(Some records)
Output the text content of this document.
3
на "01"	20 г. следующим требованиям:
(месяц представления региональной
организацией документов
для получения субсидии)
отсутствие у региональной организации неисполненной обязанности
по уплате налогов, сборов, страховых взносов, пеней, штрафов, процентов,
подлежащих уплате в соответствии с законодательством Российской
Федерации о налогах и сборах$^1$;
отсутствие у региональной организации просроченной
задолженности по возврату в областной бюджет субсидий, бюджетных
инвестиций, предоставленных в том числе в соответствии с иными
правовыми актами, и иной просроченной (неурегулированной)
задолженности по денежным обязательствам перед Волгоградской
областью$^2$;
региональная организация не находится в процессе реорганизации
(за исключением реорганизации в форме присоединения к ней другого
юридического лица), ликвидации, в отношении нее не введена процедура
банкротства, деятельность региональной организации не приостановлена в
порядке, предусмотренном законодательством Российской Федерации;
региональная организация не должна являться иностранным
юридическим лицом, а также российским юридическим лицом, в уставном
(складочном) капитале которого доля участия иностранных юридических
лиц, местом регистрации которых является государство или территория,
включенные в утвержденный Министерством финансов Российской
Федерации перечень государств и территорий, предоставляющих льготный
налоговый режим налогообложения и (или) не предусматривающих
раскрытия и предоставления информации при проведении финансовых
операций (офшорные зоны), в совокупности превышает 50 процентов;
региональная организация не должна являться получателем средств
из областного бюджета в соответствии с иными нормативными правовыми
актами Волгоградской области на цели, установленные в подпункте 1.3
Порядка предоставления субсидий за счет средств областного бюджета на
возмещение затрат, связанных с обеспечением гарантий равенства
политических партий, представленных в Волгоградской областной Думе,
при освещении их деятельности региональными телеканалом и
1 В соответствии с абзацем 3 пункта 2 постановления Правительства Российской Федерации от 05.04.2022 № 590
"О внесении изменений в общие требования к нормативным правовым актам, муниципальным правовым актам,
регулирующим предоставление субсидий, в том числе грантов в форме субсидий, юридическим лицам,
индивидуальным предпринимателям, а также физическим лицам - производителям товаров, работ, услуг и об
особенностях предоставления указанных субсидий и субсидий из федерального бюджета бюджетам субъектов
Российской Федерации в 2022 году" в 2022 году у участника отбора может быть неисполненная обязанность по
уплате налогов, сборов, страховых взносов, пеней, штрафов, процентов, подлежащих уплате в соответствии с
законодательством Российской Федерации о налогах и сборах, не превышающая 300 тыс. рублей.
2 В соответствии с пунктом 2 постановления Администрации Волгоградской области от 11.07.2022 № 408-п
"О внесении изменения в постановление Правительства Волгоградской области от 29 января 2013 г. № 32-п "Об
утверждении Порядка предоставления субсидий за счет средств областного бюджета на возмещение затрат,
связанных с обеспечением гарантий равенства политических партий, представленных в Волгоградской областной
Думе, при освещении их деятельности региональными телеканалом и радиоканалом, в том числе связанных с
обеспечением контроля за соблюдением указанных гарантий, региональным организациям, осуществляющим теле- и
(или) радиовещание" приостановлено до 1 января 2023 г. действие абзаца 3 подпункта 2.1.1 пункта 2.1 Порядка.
--
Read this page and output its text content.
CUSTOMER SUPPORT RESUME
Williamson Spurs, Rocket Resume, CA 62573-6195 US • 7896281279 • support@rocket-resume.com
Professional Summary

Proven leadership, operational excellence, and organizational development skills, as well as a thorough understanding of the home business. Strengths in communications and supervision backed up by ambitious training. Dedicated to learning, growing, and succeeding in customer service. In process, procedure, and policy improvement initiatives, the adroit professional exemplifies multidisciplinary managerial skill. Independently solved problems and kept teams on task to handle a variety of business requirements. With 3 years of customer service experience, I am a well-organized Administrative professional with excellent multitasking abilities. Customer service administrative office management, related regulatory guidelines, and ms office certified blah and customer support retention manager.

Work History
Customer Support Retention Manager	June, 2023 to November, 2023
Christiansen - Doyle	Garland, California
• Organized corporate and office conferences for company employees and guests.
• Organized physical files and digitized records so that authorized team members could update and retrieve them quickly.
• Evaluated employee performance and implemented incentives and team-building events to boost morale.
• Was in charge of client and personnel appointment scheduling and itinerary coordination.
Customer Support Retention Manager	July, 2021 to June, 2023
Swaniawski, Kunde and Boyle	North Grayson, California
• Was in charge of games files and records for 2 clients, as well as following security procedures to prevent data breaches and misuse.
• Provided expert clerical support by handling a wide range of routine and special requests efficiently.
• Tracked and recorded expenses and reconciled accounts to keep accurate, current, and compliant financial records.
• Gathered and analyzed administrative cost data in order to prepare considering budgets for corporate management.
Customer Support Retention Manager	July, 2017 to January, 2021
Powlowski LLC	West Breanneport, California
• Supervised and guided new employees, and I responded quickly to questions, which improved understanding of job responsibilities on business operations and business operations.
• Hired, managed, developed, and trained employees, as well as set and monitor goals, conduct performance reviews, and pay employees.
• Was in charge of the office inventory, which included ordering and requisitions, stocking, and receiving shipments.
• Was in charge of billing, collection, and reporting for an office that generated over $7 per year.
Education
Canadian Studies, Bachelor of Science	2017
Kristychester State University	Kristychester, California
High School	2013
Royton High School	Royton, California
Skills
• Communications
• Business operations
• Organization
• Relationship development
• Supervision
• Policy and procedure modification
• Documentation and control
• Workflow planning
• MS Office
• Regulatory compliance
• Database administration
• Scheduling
---
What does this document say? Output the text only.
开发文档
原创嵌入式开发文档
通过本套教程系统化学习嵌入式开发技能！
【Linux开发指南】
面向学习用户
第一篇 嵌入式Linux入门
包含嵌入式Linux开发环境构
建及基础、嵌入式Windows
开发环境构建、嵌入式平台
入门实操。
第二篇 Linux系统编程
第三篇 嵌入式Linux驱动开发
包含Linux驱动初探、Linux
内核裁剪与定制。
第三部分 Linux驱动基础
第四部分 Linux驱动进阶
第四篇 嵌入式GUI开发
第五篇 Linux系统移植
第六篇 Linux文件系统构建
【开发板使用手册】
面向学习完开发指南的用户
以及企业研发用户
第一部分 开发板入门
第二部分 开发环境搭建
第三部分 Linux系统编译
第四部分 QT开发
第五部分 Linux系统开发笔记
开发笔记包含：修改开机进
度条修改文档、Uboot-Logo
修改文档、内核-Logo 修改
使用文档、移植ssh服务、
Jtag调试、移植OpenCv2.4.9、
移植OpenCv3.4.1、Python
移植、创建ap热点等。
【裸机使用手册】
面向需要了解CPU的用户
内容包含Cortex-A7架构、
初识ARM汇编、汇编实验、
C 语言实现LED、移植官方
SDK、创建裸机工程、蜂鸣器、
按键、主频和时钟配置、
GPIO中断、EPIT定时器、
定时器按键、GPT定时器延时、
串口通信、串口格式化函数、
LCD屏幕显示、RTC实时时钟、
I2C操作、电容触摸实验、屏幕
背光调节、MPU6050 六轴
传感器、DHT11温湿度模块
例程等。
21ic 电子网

**The exercise:** Look through the material above and pick out each line holding the word "that".

**Output for this task:**
• Organized physical files and digitized records so that authorized team members could update and retrieve them quickly.
• Was in charge of billing, collection, and reporting for an office that generated over $7 per year.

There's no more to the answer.